Data items:

*-*-*

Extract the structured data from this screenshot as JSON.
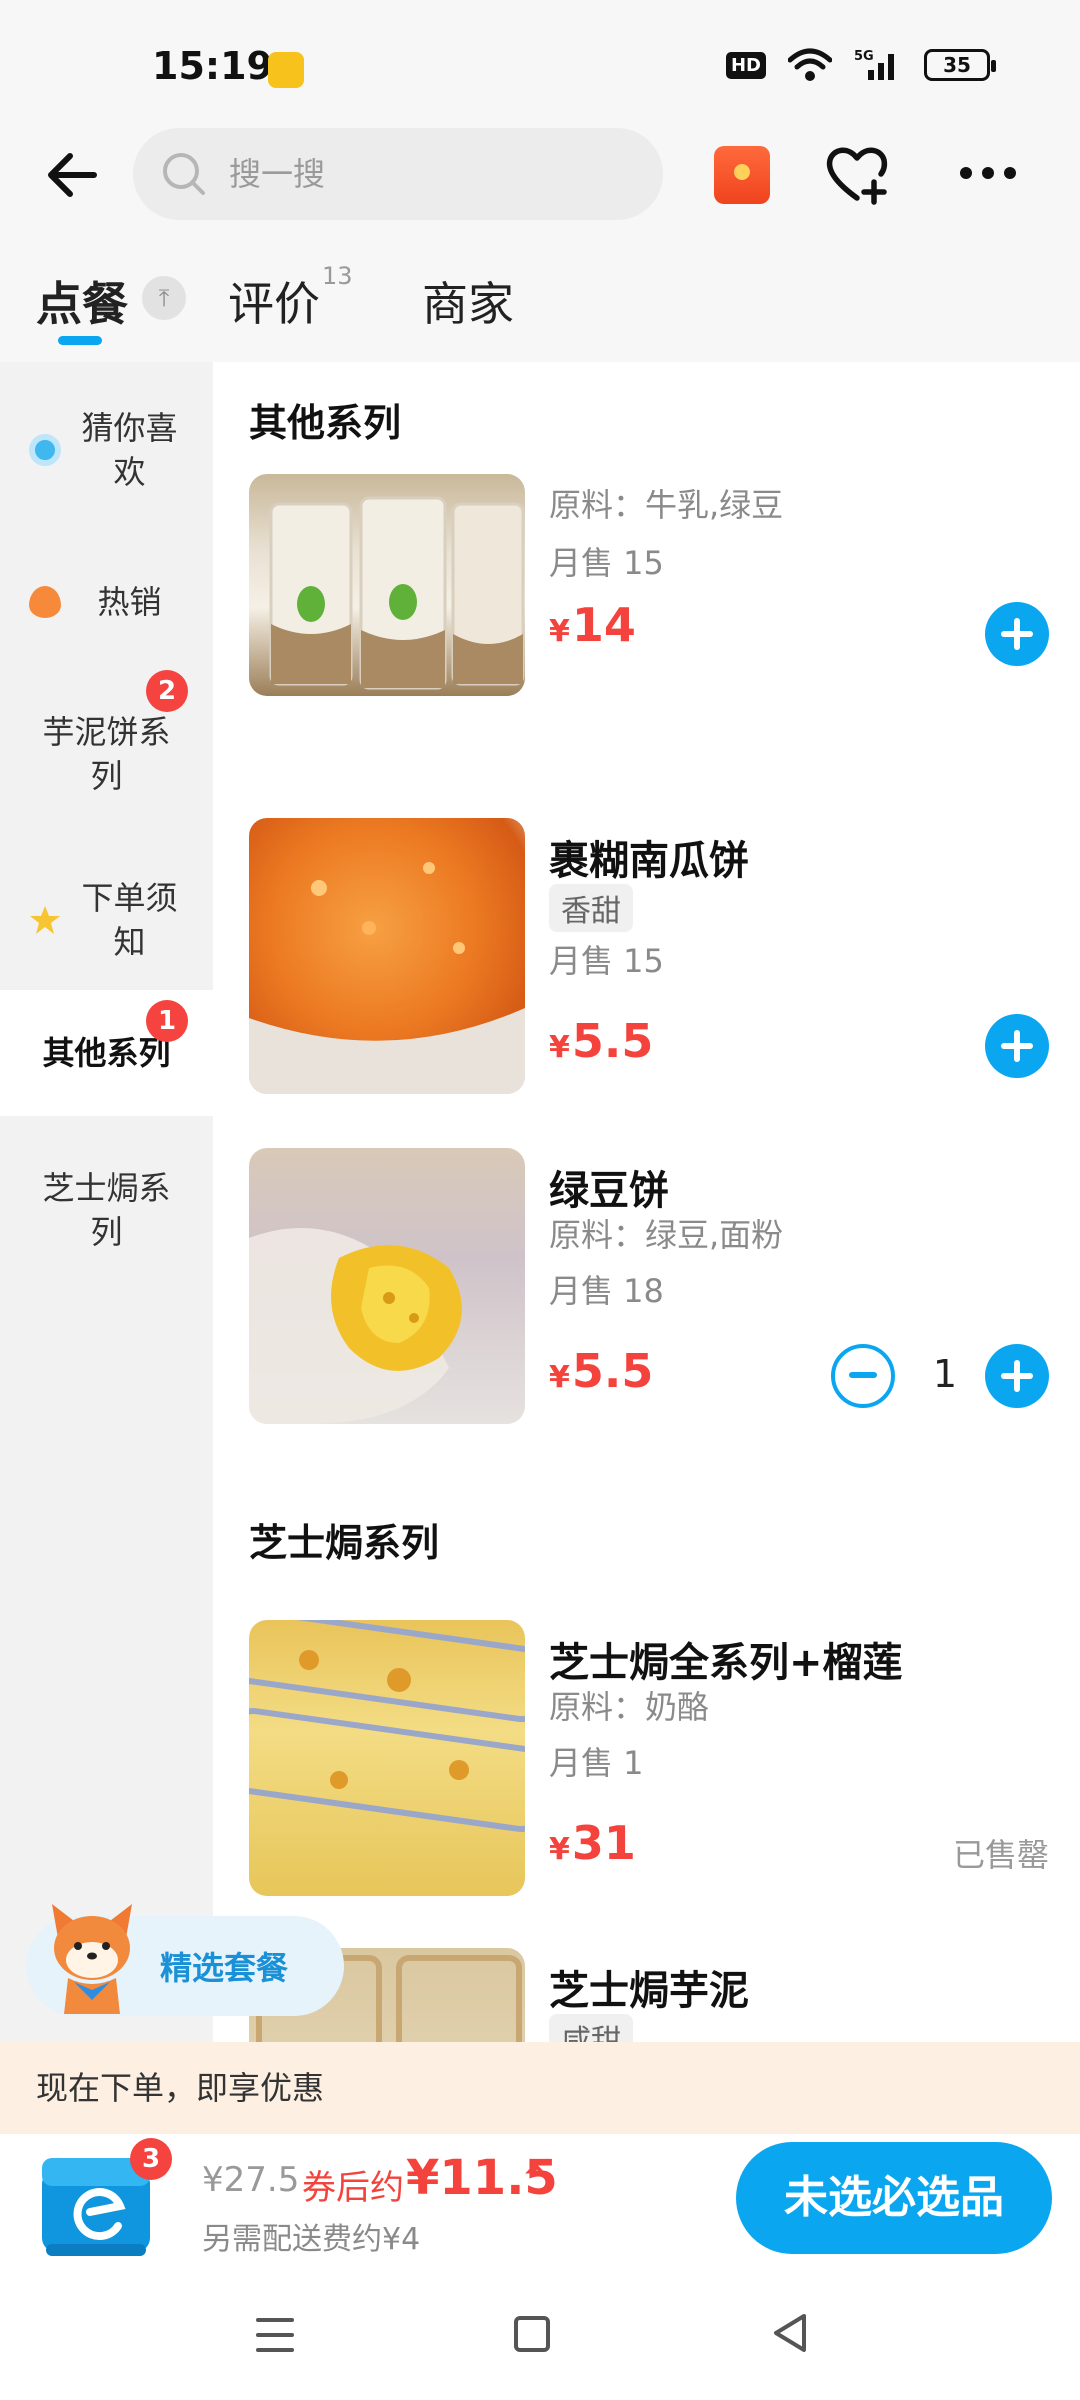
{
  "status_bar": {
    "time": "15:19",
    "hd": "HD",
    "network": "5G",
    "battery": "35"
  },
  "header": {
    "search_placeholder": "搜一搜"
  },
  "tabs": {
    "order": "点餐",
    "review": "评价",
    "review_count": "13",
    "store": "商家"
  },
  "sidebar": {
    "items": [
      {
        "label": "猜你喜欢",
        "icon": "eye-icon"
      },
      {
        "label": "热销",
        "icon": "flame-icon"
      },
      {
        "label": "芋泥饼系列",
        "badge": "2"
      },
      {
        "label": "下单须知",
        "icon": "star-icon"
      },
      {
        "label": "其他系列",
        "badge": "1"
      },
      {
        "label": "芝士焗系列"
      }
    ]
  },
  "sections": [
    {
      "title": "其他系列"
    },
    {
      "title": "芝士焗系列"
    }
  ],
  "products": [
    {
      "name": "",
      "ingredients": "原料：牛乳,绿豆",
      "monthly_sales": "月售 15",
      "currency": "¥",
      "price": "14"
    },
    {
      "name": "裹糊南瓜饼",
      "tag": "香甜",
      "monthly_sales": "月售 15",
      "currency": "¥",
      "price": "5.5"
    },
    {
      "name": "绿豆饼",
      "ingredients": "原料：绿豆,面粉",
      "monthly_sales": "月售 18",
      "currency": "¥",
      "price": "5.5",
      "quantity": "1"
    },
    {
      "name": "芝士焗全系列+榴莲",
      "ingredients": "原料：奶酪",
      "monthly_sales": "月售 1",
      "currency": "¥",
      "price": "31",
      "status": "已售罄"
    },
    {
      "name": "芝士焗芋泥",
      "tag": "咸甜"
    }
  ],
  "promo_float": {
    "label": "精选套餐"
  },
  "promo_bar": {
    "text": "现在下单，即享优惠"
  },
  "cart": {
    "badge": "3",
    "original_price": "¥27.5",
    "after_coupon_label": "券后约",
    "final_price": "¥11.5",
    "caret": "^",
    "delivery_note": "另需配送费约¥4",
    "checkout_label": "未选必选品"
  },
  "colors": {
    "accent": "#0aa7f0",
    "price": "#f4433c",
    "promo_bg": "#fdf0e2"
  }
}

*-*-*

Your instructions: Ignore the images and quote every line of the listing exactly.

Final answer:
Extract the structured data from this screenshot as JSON.
{
  "status_bar": {
    "time": "15:19",
    "hd": "HD",
    "network": "5G",
    "battery": "35"
  },
  "header": {
    "search_placeholder": "搜一搜"
  },
  "tabs": {
    "order": "点餐",
    "review": "评价",
    "review_count": "13",
    "store": "商家"
  },
  "sidebar": {
    "items": [
      {
        "label": "猜你喜欢",
        "icon": "eye-icon"
      },
      {
        "label": "热销",
        "icon": "flame-icon"
      },
      {
        "label": "芋泥饼系列",
        "badge": "2"
      },
      {
        "label": "下单须知",
        "icon": "star-icon"
      },
      {
        "label": "其他系列",
        "badge": "1"
      },
      {
        "label": "芝士焗系列"
      }
    ]
  },
  "sections": [
    {
      "title": "其他系列"
    },
    {
      "title": "芝士焗系列"
    }
  ],
  "products": [
    {
      "name": "",
      "ingredients": "原料：牛乳,绿豆",
      "monthly_sales": "月售 15",
      "currency": "¥",
      "price": "14"
    },
    {
      "name": "裹糊南瓜饼",
      "tag": "香甜",
      "monthly_sales": "月售 15",
      "currency": "¥",
      "price": "5.5"
    },
    {
      "name": "绿豆饼",
      "ingredients": "原料：绿豆,面粉",
      "monthly_sales": "月售 18",
      "currency": "¥",
      "price": "5.5",
      "quantity": "1"
    },
    {
      "name": "芝士焗全系列+榴莲",
      "ingredients": "原料：奶酪",
      "monthly_sales": "月售 1",
      "currency": "¥",
      "price": "31",
      "status": "已售罄"
    },
    {
      "name": "芝士焗芋泥",
      "tag": "咸甜"
    }
  ],
  "promo_float": {
    "label": "精选套餐"
  },
  "promo_bar": {
    "text": "现在下单，即享优惠"
  },
  "cart": {
    "badge": "3",
    "original_price": "¥27.5",
    "after_coupon_label": "券后约",
    "final_price": "¥11.5",
    "caret": "^",
    "delivery_note": "另需配送费约¥4",
    "checkout_label": "未选必选品"
  },
  "colors": {
    "accent": "#0aa7f0",
    "price": "#f4433c",
    "promo_bg": "#fdf0e2"
  }
}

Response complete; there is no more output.